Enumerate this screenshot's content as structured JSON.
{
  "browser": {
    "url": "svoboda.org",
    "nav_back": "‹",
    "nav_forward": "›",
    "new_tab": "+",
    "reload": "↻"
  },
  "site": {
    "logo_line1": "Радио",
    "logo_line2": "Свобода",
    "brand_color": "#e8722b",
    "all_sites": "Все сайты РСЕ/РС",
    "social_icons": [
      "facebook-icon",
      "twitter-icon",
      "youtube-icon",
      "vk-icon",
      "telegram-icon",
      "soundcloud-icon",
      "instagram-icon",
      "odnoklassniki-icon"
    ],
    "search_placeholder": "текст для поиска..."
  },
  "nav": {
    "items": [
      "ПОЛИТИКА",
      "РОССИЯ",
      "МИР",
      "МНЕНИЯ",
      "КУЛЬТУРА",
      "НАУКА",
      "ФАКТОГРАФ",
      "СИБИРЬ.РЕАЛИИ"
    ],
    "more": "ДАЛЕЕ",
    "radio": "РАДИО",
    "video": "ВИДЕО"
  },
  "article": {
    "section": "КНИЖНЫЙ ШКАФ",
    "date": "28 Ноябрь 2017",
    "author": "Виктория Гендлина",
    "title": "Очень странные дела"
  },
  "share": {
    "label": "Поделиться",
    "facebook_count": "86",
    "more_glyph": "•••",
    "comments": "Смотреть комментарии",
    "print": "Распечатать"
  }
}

--

## [Set problem]
Restate the listing in full, word for word.

## [In response]
Enumerate this screenshot's content as structured JSON.
{
  "browser": {
    "url": "svoboda.org",
    "nav_back": "‹",
    "nav_forward": "›",
    "new_tab": "+",
    "reload": "↻"
  },
  "site": {
    "logo_line1": "Радио",
    "logo_line2": "Свобода",
    "brand_color": "#e8722b",
    "all_sites": "Все сайты РСЕ/РС",
    "social_icons": [
      "facebook-icon",
      "twitter-icon",
      "youtube-icon",
      "vk-icon",
      "telegram-icon",
      "soundcloud-icon",
      "instagram-icon",
      "odnoklassniki-icon"
    ],
    "search_placeholder": "текст для поиска..."
  },
  "nav": {
    "items": [
      "ПОЛИТИКА",
      "РОССИЯ",
      "МИР",
      "МНЕНИЯ",
      "КУЛЬТУРА",
      "НАУКА",
      "ФАКТОГРАФ",
      "СИБИРЬ.РЕАЛИИ"
    ],
    "more": "ДАЛЕЕ",
    "radio": "РАДИО",
    "video": "ВИДЕО"
  },
  "article": {
    "section": "КНИЖНЫЙ ШКАФ",
    "date": "28 Ноябрь 2017",
    "author": "Виктория Гендлина",
    "title": "Очень странные дела"
  },
  "share": {
    "label": "Поделиться",
    "facebook_count": "86",
    "more_glyph": "•••",
    "comments": "Смотреть комментарии",
    "print": "Распечатать"
  }
}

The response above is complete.